-------- Excerpted records
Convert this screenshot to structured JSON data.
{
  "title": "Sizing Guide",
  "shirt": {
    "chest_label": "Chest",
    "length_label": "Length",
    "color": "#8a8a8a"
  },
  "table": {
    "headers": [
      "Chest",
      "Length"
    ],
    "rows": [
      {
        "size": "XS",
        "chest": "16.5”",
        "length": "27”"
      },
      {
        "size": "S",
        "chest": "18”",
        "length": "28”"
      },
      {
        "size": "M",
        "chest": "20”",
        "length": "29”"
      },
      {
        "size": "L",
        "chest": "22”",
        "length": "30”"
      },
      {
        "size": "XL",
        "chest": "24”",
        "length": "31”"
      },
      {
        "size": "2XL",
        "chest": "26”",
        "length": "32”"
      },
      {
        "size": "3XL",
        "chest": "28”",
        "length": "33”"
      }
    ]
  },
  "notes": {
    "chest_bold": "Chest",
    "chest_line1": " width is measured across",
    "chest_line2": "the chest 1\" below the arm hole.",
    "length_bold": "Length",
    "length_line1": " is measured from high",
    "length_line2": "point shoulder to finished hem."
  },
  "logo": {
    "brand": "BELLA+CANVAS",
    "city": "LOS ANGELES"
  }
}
----------------
-------- Excerpted records
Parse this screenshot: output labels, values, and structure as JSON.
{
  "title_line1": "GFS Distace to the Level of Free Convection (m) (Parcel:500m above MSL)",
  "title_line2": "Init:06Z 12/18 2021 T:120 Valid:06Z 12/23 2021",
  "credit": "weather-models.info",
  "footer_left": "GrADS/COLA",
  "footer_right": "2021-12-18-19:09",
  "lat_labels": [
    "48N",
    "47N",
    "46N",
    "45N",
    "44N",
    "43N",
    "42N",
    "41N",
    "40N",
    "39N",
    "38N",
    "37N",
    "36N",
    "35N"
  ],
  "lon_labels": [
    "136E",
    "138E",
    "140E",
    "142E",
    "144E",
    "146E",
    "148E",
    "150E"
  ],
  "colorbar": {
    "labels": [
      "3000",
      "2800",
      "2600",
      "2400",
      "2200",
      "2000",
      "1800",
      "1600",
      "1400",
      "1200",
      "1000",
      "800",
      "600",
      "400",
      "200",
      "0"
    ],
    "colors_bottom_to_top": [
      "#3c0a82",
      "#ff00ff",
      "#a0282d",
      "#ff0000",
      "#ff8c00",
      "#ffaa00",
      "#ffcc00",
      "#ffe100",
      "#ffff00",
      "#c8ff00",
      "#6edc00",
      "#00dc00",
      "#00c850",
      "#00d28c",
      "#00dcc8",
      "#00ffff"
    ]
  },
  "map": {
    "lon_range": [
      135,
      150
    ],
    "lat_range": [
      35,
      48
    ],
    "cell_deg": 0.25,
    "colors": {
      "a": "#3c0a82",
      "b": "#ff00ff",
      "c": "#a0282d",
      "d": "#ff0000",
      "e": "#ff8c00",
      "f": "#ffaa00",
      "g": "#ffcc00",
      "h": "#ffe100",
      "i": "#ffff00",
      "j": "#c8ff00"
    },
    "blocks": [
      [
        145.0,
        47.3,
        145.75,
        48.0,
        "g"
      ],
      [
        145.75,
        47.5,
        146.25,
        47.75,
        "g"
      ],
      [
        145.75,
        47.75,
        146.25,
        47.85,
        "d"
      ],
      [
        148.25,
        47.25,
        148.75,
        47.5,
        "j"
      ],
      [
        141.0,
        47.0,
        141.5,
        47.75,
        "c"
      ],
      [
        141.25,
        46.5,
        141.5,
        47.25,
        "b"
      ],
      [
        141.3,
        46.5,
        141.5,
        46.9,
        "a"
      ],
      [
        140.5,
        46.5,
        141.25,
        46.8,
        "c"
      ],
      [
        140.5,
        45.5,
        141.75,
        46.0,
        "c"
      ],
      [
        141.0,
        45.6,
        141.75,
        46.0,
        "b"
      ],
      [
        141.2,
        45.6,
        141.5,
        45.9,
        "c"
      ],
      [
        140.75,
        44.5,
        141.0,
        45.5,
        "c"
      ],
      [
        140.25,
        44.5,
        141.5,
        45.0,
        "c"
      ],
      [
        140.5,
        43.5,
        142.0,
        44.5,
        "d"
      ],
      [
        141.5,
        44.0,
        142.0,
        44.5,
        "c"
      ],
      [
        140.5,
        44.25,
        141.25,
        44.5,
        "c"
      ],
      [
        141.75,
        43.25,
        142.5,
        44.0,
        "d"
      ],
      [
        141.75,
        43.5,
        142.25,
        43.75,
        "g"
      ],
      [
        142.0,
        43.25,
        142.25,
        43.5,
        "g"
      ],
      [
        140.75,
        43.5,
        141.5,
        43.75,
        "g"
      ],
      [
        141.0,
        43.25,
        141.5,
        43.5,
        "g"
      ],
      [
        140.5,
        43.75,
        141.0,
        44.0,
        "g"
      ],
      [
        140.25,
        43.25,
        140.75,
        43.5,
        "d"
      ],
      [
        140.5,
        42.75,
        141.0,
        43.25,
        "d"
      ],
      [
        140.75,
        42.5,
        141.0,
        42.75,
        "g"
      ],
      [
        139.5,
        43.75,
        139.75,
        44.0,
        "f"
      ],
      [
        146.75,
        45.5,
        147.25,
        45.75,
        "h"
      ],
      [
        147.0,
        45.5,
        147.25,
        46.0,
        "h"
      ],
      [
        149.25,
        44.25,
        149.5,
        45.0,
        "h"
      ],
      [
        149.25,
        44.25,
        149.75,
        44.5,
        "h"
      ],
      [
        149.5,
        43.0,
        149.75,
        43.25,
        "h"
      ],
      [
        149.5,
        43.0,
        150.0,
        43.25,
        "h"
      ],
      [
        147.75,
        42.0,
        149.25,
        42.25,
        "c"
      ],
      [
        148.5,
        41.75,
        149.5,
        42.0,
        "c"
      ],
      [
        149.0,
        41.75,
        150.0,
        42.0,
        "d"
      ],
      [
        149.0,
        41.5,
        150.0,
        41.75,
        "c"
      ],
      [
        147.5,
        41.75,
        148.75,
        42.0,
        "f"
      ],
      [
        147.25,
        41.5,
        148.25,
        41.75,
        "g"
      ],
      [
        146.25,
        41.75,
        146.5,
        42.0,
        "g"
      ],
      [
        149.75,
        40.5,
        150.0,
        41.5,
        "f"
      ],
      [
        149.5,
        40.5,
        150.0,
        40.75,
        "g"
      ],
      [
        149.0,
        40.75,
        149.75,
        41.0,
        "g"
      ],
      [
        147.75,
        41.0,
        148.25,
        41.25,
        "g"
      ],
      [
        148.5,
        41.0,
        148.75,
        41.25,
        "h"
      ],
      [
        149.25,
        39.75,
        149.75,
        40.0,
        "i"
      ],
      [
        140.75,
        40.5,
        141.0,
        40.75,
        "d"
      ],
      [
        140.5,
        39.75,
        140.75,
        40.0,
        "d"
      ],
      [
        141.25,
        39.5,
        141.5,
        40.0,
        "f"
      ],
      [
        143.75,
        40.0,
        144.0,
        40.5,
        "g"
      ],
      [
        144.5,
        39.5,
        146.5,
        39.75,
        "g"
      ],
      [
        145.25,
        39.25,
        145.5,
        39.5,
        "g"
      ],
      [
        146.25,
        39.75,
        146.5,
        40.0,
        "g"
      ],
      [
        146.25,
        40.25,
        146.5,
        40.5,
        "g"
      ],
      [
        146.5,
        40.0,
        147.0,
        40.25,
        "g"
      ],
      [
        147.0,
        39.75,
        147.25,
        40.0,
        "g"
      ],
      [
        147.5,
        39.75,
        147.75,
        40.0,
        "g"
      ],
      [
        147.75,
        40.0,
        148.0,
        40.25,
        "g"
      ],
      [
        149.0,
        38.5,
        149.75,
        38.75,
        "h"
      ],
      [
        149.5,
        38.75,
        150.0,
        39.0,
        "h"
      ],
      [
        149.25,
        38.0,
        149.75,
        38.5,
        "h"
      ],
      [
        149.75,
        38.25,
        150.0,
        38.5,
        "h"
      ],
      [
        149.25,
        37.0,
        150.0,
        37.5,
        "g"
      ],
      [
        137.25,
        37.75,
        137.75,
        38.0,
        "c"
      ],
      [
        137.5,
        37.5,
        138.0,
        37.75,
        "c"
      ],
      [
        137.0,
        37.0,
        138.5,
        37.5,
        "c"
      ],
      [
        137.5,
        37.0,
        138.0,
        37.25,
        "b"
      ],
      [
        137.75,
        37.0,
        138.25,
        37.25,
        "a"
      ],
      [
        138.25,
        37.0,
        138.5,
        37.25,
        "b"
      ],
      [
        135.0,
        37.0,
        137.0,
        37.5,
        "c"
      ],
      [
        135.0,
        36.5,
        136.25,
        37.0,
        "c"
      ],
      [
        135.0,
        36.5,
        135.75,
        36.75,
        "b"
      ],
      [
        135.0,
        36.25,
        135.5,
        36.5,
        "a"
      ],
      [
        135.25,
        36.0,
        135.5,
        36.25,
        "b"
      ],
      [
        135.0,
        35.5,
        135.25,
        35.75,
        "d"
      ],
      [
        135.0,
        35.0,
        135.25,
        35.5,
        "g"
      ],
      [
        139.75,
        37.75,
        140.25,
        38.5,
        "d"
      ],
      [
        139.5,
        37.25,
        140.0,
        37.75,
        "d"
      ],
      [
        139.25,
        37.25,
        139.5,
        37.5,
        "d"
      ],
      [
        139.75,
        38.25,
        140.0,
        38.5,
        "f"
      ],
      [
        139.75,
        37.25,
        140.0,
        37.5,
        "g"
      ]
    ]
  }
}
----------------
### What the exercise asks
Select all lines in the listing above where the word "this" appears, and show them.

### Right answer
Convert this screenshot to structured JSON data.
Parse this screenshot: output labels, values, and structure as JSON.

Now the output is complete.